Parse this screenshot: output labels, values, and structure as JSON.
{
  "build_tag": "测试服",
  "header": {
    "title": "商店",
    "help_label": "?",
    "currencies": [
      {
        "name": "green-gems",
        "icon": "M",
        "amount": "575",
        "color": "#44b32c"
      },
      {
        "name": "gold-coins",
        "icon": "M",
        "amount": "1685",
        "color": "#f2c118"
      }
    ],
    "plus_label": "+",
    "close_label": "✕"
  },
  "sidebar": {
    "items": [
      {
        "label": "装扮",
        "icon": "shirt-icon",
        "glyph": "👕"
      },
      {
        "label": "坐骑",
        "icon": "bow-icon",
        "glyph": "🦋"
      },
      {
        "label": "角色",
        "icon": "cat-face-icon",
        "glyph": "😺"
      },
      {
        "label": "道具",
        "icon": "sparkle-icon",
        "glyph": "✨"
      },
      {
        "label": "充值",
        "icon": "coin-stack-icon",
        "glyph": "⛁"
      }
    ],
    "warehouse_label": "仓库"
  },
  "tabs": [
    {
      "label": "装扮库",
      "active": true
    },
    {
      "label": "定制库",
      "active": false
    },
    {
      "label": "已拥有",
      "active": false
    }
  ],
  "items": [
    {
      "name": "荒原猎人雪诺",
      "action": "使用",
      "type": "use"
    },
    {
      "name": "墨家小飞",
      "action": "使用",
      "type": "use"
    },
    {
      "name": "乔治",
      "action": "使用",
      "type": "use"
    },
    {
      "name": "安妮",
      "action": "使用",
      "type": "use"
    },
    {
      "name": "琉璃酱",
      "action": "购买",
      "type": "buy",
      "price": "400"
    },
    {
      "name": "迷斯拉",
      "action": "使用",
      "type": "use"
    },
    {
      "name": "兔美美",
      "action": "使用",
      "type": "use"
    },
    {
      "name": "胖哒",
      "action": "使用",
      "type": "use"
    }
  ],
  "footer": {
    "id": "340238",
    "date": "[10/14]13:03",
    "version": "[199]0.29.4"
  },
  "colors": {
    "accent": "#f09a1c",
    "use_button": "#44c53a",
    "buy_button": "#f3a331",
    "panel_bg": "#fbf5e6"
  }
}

* [PROBLEM STATEMENT]: Every entry above needs to be quoted exactly.

* [WRITTEN RESPONSE]:
Parse this screenshot: output labels, values, and structure as JSON.
{
  "build_tag": "测试服",
  "header": {
    "title": "商店",
    "help_label": "?",
    "currencies": [
      {
        "name": "green-gems",
        "icon": "M",
        "amount": "575",
        "color": "#44b32c"
      },
      {
        "name": "gold-coins",
        "icon": "M",
        "amount": "1685",
        "color": "#f2c118"
      }
    ],
    "plus_label": "+",
    "close_label": "✕"
  },
  "sidebar": {
    "items": [
      {
        "label": "装扮",
        "icon": "shirt-icon",
        "glyph": "👕"
      },
      {
        "label": "坐骑",
        "icon": "bow-icon",
        "glyph": "🦋"
      },
      {
        "label": "角色",
        "icon": "cat-face-icon",
        "glyph": "😺"
      },
      {
        "label": "道具",
        "icon": "sparkle-icon",
        "glyph": "✨"
      },
      {
        "label": "充值",
        "icon": "coin-stack-icon",
        "glyph": "⛁"
      }
    ],
    "warehouse_label": "仓库"
  },
  "tabs": [
    {
      "label": "装扮库",
      "active": true
    },
    {
      "label": "定制库",
      "active": false
    },
    {
      "label": "已拥有",
      "active": false
    }
  ],
  "items": [
    {
      "name": "荒原猎人雪诺",
      "action": "使用",
      "type": "use"
    },
    {
      "name": "墨家小飞",
      "action": "使用",
      "type": "use"
    },
    {
      "name": "乔治",
      "action": "使用",
      "type": "use"
    },
    {
      "name": "安妮",
      "action": "使用",
      "type": "use"
    },
    {
      "name": "琉璃酱",
      "action": "购买",
      "type": "buy",
      "price": "400"
    },
    {
      "name": "迷斯拉",
      "action": "使用",
      "type": "use"
    },
    {
      "name": "兔美美",
      "action": "使用",
      "type": "use"
    },
    {
      "name": "胖哒",
      "action": "使用",
      "type": "use"
    }
  ],
  "footer": {
    "id": "340238",
    "date": "[10/14]13:03",
    "version": "[199]0.29.4"
  },
  "colors": {
    "accent": "#f09a1c",
    "use_button": "#44c53a",
    "buy_button": "#f3a331",
    "panel_bg": "#fbf5e6"
  }
}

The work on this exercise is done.